DADOS DO EXERCÍCIO -
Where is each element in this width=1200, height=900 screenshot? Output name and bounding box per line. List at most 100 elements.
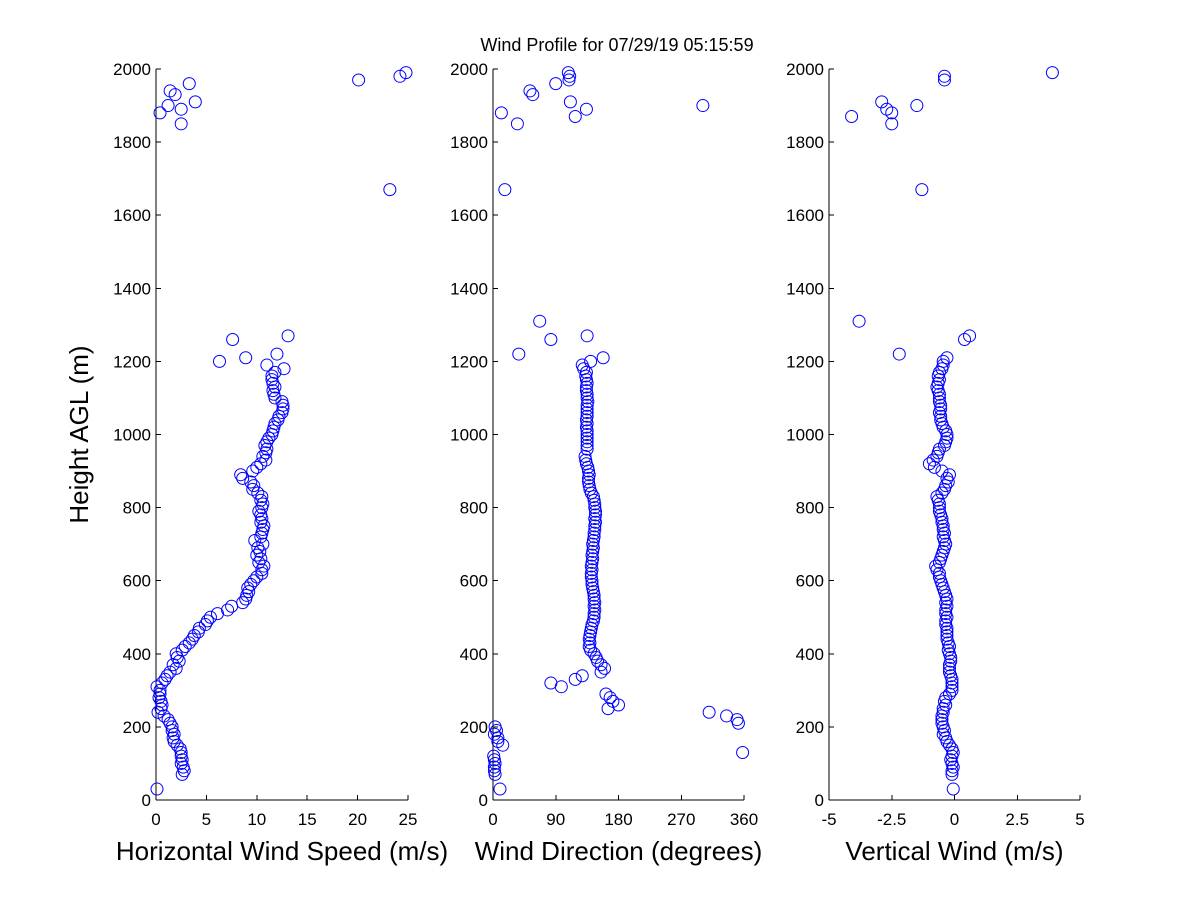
y-tick-label: 1800 — [113, 133, 151, 152]
data-point — [606, 694, 620, 708]
y-tick-label: 1800 — [786, 133, 824, 152]
data-point — [945, 742, 959, 756]
data-point — [153, 687, 167, 701]
data-point — [929, 559, 943, 573]
data-point — [942, 738, 956, 752]
y-tick-label: 1000 — [786, 426, 824, 445]
y-tick-label: 600 — [796, 572, 824, 591]
data-point — [182, 636, 196, 650]
data-point — [580, 428, 594, 441]
data-point — [945, 680, 959, 694]
data-point — [587, 530, 601, 544]
data-point — [544, 332, 558, 346]
data-point — [239, 351, 253, 365]
data-point — [934, 402, 948, 416]
data-point — [963, 329, 977, 343]
data-point — [880, 102, 894, 116]
y-tick-label: 200 — [796, 718, 824, 737]
data-point — [252, 504, 266, 518]
data-point — [247, 574, 261, 588]
y-tick-label: 1000 — [113, 426, 151, 445]
data-point — [945, 767, 959, 781]
x-tick-label: 360 — [730, 810, 758, 829]
data-point — [598, 661, 612, 675]
y-tick-label: 1200 — [450, 352, 488, 371]
data-point — [153, 106, 167, 120]
y-tick-label: 2000 — [450, 60, 488, 79]
data-point — [275, 395, 289, 409]
data-point — [603, 691, 617, 705]
data-point — [940, 632, 954, 646]
data-point — [940, 625, 954, 639]
data-point — [582, 475, 596, 489]
y-tick-label: 2000 — [113, 60, 151, 79]
data-point — [488, 720, 502, 734]
data-point — [494, 106, 508, 120]
data-point — [940, 351, 954, 365]
x-axis-title: Horizontal Wind Speed (m/s) — [116, 836, 448, 866]
data-point — [549, 77, 563, 91]
data-point — [158, 672, 172, 686]
data-point — [260, 442, 274, 456]
data-point — [942, 661, 956, 675]
data-point — [852, 314, 866, 328]
data-point — [210, 607, 224, 621]
data-point — [580, 442, 594, 456]
data-point — [946, 782, 960, 796]
data-point — [596, 351, 610, 365]
data-point — [584, 570, 598, 584]
y-tick-label: 1400 — [786, 279, 824, 298]
data-point — [226, 332, 240, 346]
x-tick-label: 5 — [1075, 810, 1084, 829]
data-point — [915, 183, 929, 197]
data-point — [352, 73, 366, 87]
data-point — [599, 687, 613, 701]
data-point — [399, 66, 413, 80]
data-point — [163, 84, 177, 98]
data-point — [493, 782, 507, 796]
y-tick-label: 2000 — [786, 60, 824, 79]
x-tick-label: 25 — [399, 810, 418, 829]
data-point — [892, 347, 906, 361]
data-point — [154, 694, 168, 708]
y-tick-label: 0 — [479, 791, 488, 810]
data-point — [934, 413, 948, 427]
data-point — [580, 402, 594, 416]
data-point — [178, 639, 192, 653]
data-point — [266, 384, 280, 398]
y-tick-label: 1000 — [450, 426, 488, 445]
data-point — [940, 471, 954, 485]
y-tick-label: 400 — [123, 645, 151, 664]
y-tick-label: 1600 — [786, 206, 824, 225]
data-point — [198, 618, 212, 632]
y-tick-label: 200 — [460, 718, 488, 737]
data-point — [262, 431, 276, 445]
data-point — [580, 435, 594, 449]
data-point — [281, 329, 295, 343]
y-tick-label: 400 — [460, 645, 488, 664]
data-point — [153, 683, 167, 697]
data-point — [594, 658, 608, 672]
data-point — [935, 486, 949, 500]
x-tick-label: 5 — [202, 810, 211, 829]
data-point — [200, 614, 214, 628]
data-point — [155, 676, 169, 690]
panel-vertical-wind: 0 200 400 600 800 1000 1200 1400 1600 1800 2000 -5 -… — [786, 60, 1085, 866]
data-point — [268, 365, 282, 379]
data-point — [588, 508, 602, 522]
y-tick-label: 1600 — [450, 206, 488, 225]
data-point — [584, 354, 598, 368]
data-point — [246, 464, 260, 478]
y-tick-label: 1200 — [113, 352, 151, 371]
data-point — [188, 95, 202, 109]
data-point — [575, 669, 589, 683]
x-tick-label: 0 — [488, 810, 497, 829]
data-point — [523, 84, 537, 98]
data-point — [496, 738, 510, 752]
x-tick-label: 20 — [348, 810, 367, 829]
data-point — [580, 391, 594, 405]
data-point — [268, 417, 282, 431]
data-point — [176, 760, 190, 774]
data-point — [939, 607, 953, 621]
data-point — [203, 610, 217, 624]
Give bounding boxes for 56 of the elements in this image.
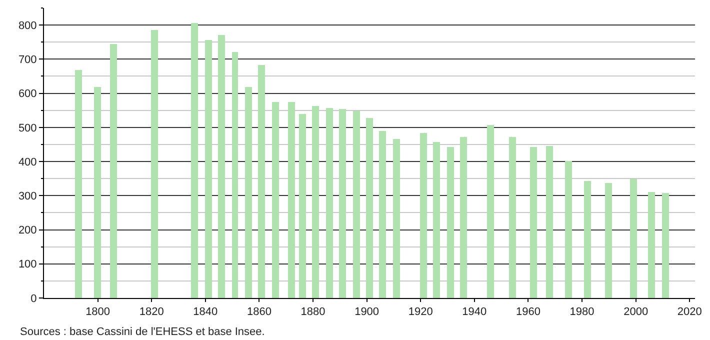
y-tick-label: 0 <box>30 292 37 305</box>
x-tick-label: 1800 <box>86 306 110 318</box>
x-tick-label: 1920 <box>408 306 433 318</box>
bar <box>312 106 319 298</box>
bar <box>433 142 440 298</box>
x-tick-label: 1840 <box>193 306 218 318</box>
source-note: Sources : base Cassini de l'EHESS et base Insee. <box>20 326 265 338</box>
bar <box>460 137 467 298</box>
bar <box>447 147 454 298</box>
x-tick-label: 1820 <box>139 306 164 318</box>
bar <box>272 102 279 298</box>
x-tick-label: 1880 <box>300 306 326 318</box>
bar <box>546 146 553 298</box>
bar <box>245 87 252 298</box>
bar <box>94 87 101 298</box>
x-tick-label: 2000 <box>624 306 648 318</box>
x-tick-label: 1960 <box>516 306 540 318</box>
bar <box>662 193 669 298</box>
bar <box>191 23 198 298</box>
bar <box>299 114 306 298</box>
y-tick-label: 500 <box>18 122 37 134</box>
bar <box>648 192 655 298</box>
bar <box>339 109 346 298</box>
x-tick-label: 1940 <box>462 306 487 318</box>
x-tick-label: 1900 <box>354 306 380 318</box>
x-tick-label: 1980 <box>570 306 594 318</box>
bar <box>565 161 572 298</box>
bar <box>605 183 612 298</box>
bar <box>232 52 238 298</box>
y-tick-label: 700 <box>18 54 37 66</box>
y-tick-label: 200 <box>18 224 37 237</box>
bar <box>288 102 295 298</box>
bar <box>379 131 386 298</box>
x-tick-label: 1860 <box>246 306 272 318</box>
y-tick-label: 300 <box>18 190 37 202</box>
y-tick-label: 400 <box>18 156 37 168</box>
bar <box>530 147 537 298</box>
bar <box>584 181 591 298</box>
bar <box>218 35 225 298</box>
bar <box>151 30 158 298</box>
bar <box>487 125 494 298</box>
bar <box>420 133 427 298</box>
y-tick-label: 100 <box>18 258 37 271</box>
bar <box>366 118 373 298</box>
bar <box>75 70 82 298</box>
bar <box>630 179 637 298</box>
bar <box>326 108 333 298</box>
y-tick-label: 800 <box>18 20 37 32</box>
bar <box>393 139 400 298</box>
bar <box>353 111 360 298</box>
y-tick-label: 600 <box>18 88 37 100</box>
bar <box>205 40 212 298</box>
bar <box>110 44 117 298</box>
x-tick-label: 2020 <box>677 306 702 318</box>
bar <box>258 65 265 298</box>
bar <box>509 137 516 298</box>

O PROBLEMA - Redigite todas as linhas acima sem nenhuma alteração e deixe as imagens de fora da resposta, por favor.

RESPOSTA DO EXERCÍCIO -
Where is each element in this width=1200, height=900 screenshot? Output name and bounding box per line. List at most 100 elements.
y-tick-label: 1800 — [113, 133, 151, 152]
data-point — [606, 694, 620, 708]
y-tick-label: 1800 — [786, 133, 824, 152]
data-point — [945, 742, 959, 756]
data-point — [153, 687, 167, 701]
data-point — [929, 559, 943, 573]
data-point — [942, 738, 956, 752]
y-tick-label: 1000 — [786, 426, 824, 445]
y-tick-label: 600 — [796, 572, 824, 591]
data-point — [182, 636, 196, 650]
data-point — [580, 428, 594, 441]
data-point — [945, 680, 959, 694]
data-point — [587, 530, 601, 544]
data-point — [544, 332, 558, 346]
data-point — [239, 351, 253, 365]
data-point — [934, 402, 948, 416]
data-point — [963, 329, 977, 343]
data-point — [880, 102, 894, 116]
y-tick-label: 200 — [796, 718, 824, 737]
data-point — [252, 504, 266, 518]
data-point — [247, 574, 261, 588]
y-tick-label: 1000 — [113, 426, 151, 445]
data-point — [945, 767, 959, 781]
x-tick-label: 360 — [730, 810, 758, 829]
data-point — [598, 661, 612, 675]
y-tick-label: 1200 — [450, 352, 488, 371]
data-point — [153, 106, 167, 120]
y-tick-label: 2000 — [450, 60, 488, 79]
data-point — [275, 395, 289, 409]
data-point — [603, 691, 617, 705]
data-point — [940, 632, 954, 646]
data-point — [940, 625, 954, 639]
data-point — [582, 475, 596, 489]
y-tick-label: 2000 — [113, 60, 151, 79]
data-point — [488, 720, 502, 734]
data-point — [494, 106, 508, 120]
data-point — [940, 351, 954, 365]
x-axis-title: Horizontal Wind Speed (m/s) — [116, 836, 448, 866]
data-point — [549, 77, 563, 91]
data-point — [158, 672, 172, 686]
data-point — [260, 442, 274, 456]
data-point — [942, 661, 956, 675]
data-point — [852, 314, 866, 328]
data-point — [210, 607, 224, 621]
data-point — [580, 442, 594, 456]
data-point — [946, 782, 960, 796]
data-point — [596, 351, 610, 365]
data-point — [584, 570, 598, 584]
y-tick-label: 1400 — [786, 279, 824, 298]
data-point — [226, 332, 240, 346]
x-tick-label: 5 — [1075, 810, 1084, 829]
data-point — [915, 183, 929, 197]
data-point — [352, 73, 366, 87]
data-point — [599, 687, 613, 701]
data-point — [399, 66, 413, 80]
data-point — [163, 84, 177, 98]
data-point — [493, 782, 507, 796]
y-tick-label: 2000 — [786, 60, 824, 79]
x-tick-label: 25 — [399, 810, 418, 829]
data-point — [892, 347, 906, 361]
data-point — [154, 694, 168, 708]
y-tick-label: 0 — [479, 791, 488, 810]
data-point — [934, 413, 948, 427]
data-point — [580, 402, 594, 416]
data-point — [178, 639, 192, 653]
data-point — [266, 384, 280, 398]
y-tick-label: 1000 — [450, 426, 488, 445]
data-point — [940, 471, 954, 485]
y-tick-label: 400 — [123, 645, 151, 664]
y-tick-label: 1600 — [786, 206, 824, 225]
data-point — [198, 618, 212, 632]
y-tick-label: 200 — [460, 718, 488, 737]
data-point — [262, 431, 276, 445]
data-point — [580, 435, 594, 449]
data-point — [281, 329, 295, 343]
y-tick-label: 400 — [460, 645, 488, 664]
data-point — [153, 683, 167, 697]
data-point — [594, 658, 608, 672]
data-point — [935, 486, 949, 500]
x-tick-label: 5 — [202, 810, 211, 829]
data-point — [200, 614, 214, 628]
data-point — [155, 676, 169, 690]
panel-vertical-wind: 0 200 400 600 800 1000 1200 1400 1600 1800 2000 -5 -… — [786, 60, 1085, 866]
data-point — [268, 365, 282, 379]
data-point — [588, 508, 602, 522]
y-tick-label: 1600 — [450, 206, 488, 225]
data-point — [584, 354, 598, 368]
data-point — [246, 464, 260, 478]
y-tick-label: 1200 — [113, 352, 151, 371]
data-point — [188, 95, 202, 109]
data-point — [575, 669, 589, 683]
x-tick-label: 0 — [488, 810, 497, 829]
data-point — [523, 84, 537, 98]
data-point — [496, 738, 510, 752]
x-tick-label: 20 — [348, 810, 367, 829]
data-point — [580, 391, 594, 405]
data-point — [268, 417, 282, 431]
data-point — [176, 760, 190, 774]
data-point — [939, 607, 953, 621]
data-point — [203, 610, 217, 624]
Give bounding boxes for 56 of the elements in this image.
y-tick-label: 0 <box>30 292 37 305</box>
x-tick-label: 1800 <box>86 306 110 318</box>
x-tick-label: 1920 <box>408 306 433 318</box>
bar <box>312 106 319 298</box>
bar <box>433 142 440 298</box>
x-tick-label: 1840 <box>193 306 218 318</box>
source-note: Sources : base Cassini de l'EHESS et base Insee. <box>20 326 265 338</box>
bar <box>460 137 467 298</box>
bar <box>447 147 454 298</box>
x-tick-label: 1820 <box>139 306 164 318</box>
bar <box>272 102 279 298</box>
x-tick-label: 1880 <box>300 306 326 318</box>
bar <box>546 146 553 298</box>
bar <box>245 87 252 298</box>
bar <box>94 87 101 298</box>
x-tick-label: 2000 <box>624 306 648 318</box>
x-tick-label: 1960 <box>516 306 540 318</box>
bar <box>662 193 669 298</box>
bar <box>191 23 198 298</box>
bar <box>299 114 306 298</box>
y-tick-label: 500 <box>18 122 37 134</box>
bar <box>648 192 655 298</box>
bar <box>339 109 346 298</box>
x-tick-label: 1940 <box>462 306 487 318</box>
x-tick-label: 1900 <box>354 306 380 318</box>
x-tick-label: 1980 <box>570 306 594 318</box>
bar <box>565 161 572 298</box>
bar <box>605 183 612 298</box>
bar <box>232 52 238 298</box>
y-tick-label: 700 <box>18 54 37 66</box>
y-tick-label: 200 <box>18 224 37 237</box>
bar <box>288 102 295 298</box>
bar <box>379 131 386 298</box>
x-tick-label: 1860 <box>246 306 272 318</box>
y-tick-label: 300 <box>18 190 37 202</box>
y-tick-label: 400 <box>18 156 37 168</box>
bar <box>530 147 537 298</box>
bar <box>584 181 591 298</box>
bar <box>218 35 225 298</box>
bar <box>151 30 158 298</box>
bar <box>487 125 494 298</box>
bar <box>420 133 427 298</box>
y-tick-label: 100 <box>18 258 37 271</box>
bar <box>366 118 373 298</box>
bar <box>75 70 82 298</box>
bar <box>630 179 637 298</box>
bar <box>326 108 333 298</box>
y-tick-label: 800 <box>18 20 37 32</box>
bar <box>393 139 400 298</box>
bar <box>353 111 360 298</box>
y-tick-label: 600 <box>18 88 37 100</box>
bar <box>205 40 212 298</box>
bar <box>110 44 117 298</box>
x-tick-label: 2020 <box>677 306 702 318</box>
bar <box>258 65 265 298</box>
bar <box>509 137 516 298</box>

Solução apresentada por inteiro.